+++ Extracted entries

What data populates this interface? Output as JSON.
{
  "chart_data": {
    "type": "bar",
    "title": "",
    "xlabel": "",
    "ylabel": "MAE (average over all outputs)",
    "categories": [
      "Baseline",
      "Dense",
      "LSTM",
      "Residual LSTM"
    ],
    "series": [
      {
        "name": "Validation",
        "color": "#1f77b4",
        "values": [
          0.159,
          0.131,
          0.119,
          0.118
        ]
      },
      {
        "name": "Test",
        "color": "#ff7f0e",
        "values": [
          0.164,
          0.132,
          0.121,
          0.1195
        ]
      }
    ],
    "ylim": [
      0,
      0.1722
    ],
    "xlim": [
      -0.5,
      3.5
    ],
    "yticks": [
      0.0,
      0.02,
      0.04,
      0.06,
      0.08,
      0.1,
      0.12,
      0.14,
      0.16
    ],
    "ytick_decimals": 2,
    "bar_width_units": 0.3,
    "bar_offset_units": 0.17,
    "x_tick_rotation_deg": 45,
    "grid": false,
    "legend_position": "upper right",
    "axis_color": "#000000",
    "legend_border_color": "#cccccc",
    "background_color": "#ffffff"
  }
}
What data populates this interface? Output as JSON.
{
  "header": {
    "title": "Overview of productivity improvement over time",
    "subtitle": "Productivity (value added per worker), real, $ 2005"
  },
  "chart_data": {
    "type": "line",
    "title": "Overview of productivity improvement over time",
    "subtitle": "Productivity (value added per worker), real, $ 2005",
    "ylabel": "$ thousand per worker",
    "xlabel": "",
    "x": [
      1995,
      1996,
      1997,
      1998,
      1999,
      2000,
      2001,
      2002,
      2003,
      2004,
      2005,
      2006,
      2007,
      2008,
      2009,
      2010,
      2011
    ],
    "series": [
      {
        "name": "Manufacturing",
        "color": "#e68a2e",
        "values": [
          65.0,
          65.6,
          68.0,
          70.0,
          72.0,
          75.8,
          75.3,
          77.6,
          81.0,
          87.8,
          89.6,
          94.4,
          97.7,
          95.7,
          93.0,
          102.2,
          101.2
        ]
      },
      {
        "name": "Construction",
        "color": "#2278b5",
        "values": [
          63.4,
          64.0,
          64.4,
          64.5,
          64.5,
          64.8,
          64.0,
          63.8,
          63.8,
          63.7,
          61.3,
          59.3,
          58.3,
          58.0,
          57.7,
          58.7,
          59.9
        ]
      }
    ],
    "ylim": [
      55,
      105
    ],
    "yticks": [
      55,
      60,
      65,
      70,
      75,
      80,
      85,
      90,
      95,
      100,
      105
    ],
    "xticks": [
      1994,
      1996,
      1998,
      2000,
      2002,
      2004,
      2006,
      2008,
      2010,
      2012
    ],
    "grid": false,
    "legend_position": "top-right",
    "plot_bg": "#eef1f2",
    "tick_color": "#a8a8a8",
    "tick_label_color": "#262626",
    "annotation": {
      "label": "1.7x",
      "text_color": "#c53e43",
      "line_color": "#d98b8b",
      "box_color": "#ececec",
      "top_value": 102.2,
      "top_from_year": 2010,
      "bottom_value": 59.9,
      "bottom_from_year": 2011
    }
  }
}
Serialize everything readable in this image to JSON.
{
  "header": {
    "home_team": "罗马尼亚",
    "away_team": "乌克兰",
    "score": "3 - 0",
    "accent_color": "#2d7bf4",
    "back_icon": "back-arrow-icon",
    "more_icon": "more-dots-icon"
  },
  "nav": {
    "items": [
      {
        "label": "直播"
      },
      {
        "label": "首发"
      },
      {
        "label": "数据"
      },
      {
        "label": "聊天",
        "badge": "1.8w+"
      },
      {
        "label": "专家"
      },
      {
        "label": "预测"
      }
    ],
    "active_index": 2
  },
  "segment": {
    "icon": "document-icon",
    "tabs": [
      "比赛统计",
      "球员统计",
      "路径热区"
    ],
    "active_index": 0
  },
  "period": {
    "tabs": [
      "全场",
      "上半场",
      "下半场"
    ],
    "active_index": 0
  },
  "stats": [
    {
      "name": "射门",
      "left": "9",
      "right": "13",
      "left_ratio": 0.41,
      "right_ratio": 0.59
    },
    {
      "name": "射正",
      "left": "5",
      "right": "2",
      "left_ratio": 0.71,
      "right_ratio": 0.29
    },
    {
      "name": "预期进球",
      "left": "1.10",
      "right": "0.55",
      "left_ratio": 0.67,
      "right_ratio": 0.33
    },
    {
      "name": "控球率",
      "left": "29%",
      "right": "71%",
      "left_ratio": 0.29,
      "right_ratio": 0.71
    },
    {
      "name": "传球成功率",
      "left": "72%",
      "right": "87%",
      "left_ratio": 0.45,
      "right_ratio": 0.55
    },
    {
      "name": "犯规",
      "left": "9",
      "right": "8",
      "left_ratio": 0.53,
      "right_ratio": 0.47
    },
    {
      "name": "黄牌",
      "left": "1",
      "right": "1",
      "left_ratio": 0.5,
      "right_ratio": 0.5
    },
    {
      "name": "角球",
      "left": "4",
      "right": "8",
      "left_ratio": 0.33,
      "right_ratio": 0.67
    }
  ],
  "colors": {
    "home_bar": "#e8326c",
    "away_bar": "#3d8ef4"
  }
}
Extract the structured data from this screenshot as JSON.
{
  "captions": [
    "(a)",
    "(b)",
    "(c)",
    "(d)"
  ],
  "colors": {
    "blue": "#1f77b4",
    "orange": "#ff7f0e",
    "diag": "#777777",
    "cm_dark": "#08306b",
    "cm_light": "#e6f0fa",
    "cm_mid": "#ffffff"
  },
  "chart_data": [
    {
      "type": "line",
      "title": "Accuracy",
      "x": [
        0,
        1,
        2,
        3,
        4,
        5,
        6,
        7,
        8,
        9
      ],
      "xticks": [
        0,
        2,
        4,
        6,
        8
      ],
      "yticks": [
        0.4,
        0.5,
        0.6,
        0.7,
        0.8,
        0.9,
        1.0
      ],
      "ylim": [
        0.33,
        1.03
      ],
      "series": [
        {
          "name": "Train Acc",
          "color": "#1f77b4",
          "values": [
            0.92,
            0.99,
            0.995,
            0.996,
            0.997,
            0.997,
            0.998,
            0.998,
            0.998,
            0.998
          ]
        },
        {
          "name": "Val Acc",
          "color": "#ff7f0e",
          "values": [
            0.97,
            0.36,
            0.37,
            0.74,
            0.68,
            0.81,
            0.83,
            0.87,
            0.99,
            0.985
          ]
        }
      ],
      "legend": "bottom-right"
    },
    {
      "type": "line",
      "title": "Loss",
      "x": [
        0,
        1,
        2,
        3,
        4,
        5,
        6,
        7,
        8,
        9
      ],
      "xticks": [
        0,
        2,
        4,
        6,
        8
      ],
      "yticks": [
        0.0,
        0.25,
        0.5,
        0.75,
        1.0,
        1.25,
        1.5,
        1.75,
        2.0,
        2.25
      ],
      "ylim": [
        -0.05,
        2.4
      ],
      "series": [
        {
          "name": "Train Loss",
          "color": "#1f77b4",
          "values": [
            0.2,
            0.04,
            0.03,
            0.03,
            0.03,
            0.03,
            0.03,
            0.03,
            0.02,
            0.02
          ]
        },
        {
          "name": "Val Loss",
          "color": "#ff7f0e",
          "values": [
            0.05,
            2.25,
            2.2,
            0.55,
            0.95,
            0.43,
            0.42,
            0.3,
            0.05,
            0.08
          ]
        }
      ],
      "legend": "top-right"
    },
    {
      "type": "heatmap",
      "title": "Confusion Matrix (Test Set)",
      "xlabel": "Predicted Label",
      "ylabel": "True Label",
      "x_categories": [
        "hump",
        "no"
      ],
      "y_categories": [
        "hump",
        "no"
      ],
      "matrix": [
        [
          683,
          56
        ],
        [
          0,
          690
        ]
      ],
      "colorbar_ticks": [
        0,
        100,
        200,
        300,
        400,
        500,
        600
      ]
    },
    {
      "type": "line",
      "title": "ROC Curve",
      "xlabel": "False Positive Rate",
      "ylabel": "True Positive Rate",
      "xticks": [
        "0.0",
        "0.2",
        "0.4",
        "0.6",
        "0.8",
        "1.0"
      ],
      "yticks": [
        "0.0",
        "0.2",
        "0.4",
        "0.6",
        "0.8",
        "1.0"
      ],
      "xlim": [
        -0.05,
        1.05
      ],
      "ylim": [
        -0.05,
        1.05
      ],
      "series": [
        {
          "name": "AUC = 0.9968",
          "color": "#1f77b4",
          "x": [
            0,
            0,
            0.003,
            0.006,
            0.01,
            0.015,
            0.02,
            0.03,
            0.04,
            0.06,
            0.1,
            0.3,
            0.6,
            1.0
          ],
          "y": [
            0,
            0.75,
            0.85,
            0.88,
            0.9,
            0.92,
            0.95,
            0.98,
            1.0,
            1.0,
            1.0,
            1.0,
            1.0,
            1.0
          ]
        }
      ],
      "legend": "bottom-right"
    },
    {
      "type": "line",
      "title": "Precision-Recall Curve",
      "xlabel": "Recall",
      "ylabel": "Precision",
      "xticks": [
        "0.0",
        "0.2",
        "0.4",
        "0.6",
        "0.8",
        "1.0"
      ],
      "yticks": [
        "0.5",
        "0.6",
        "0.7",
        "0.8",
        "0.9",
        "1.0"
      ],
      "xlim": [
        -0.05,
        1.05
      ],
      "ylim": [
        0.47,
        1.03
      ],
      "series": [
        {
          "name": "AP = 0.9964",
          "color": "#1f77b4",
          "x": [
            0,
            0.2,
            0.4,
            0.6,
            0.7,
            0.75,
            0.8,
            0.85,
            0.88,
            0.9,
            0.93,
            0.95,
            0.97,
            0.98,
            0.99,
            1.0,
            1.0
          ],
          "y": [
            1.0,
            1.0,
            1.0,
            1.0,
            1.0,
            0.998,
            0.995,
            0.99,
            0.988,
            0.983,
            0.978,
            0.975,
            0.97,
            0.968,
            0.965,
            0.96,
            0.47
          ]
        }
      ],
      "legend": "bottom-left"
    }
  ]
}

++++++

In the listing above, how many lines hold the word "ffffff"? Give the number and nothing more.

2